Images of document pages with text
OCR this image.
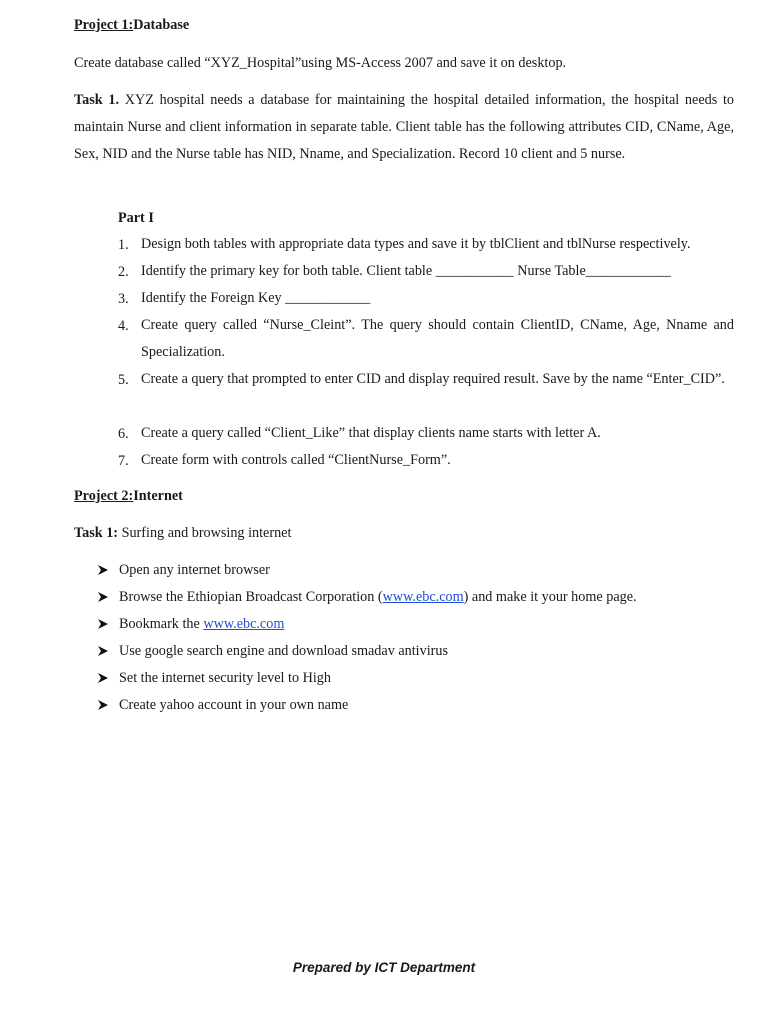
Project 1:Database
Create database called “XYZ_Hospital”using MS-Access 2007 and save it on desktop.
Task 1. XYZ hospital needs a database for maintaining the hospital detailed information, the hospital needs to maintain Nurse and client information in separate table. Client table has the following attributes CID, CName, Age, Sex, NID and the Nurse table has NID, Nname, and Specialization. Record 10 client and 5 nurse.
Part I
1. Design both tables with appropriate data types and save it by tblClient and tblNurse respectively.
2. Identify the primary key for both table. Client table ___________ Nurse Table____________
3. Identify the Foreign Key ____________
4. Create query called “Nurse_Cleint”. The query should contain ClientID, CName, Age, Nname and Specialization.
5. Create a query that prompted to enter CID and display required result. Save by the name “Enter_CID”.
6. Create a query called “Client_Like” that display clients name starts with letter A.
7. Create form with controls called “ClientNurse_Form”.
Project 2:Internet
Task 1: Surfing and browsing internet
Open any internet browser
Browse the Ethiopian Broadcast Corporation (www.ebc.com) and make it your home page.
Bookmark the www.ebc.com
Use google search engine and download smadav antivirus
Set the internet security level to High
Create yahoo account in your own name
Prepared by ICT Department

ASSIGNMENT. Whenever "query" occurs in a line of the entries, copy that line.

REPLY.
4. Create query called “Nurse_Cleint”. The query should contain ClientID, CName, Age, Nname and Specialization.
5. Create a query that prompted to enter CID and display required result. Save by the name “Enter_CID”.
6. Create a query called “Client_Like” that display clients name starts with letter A.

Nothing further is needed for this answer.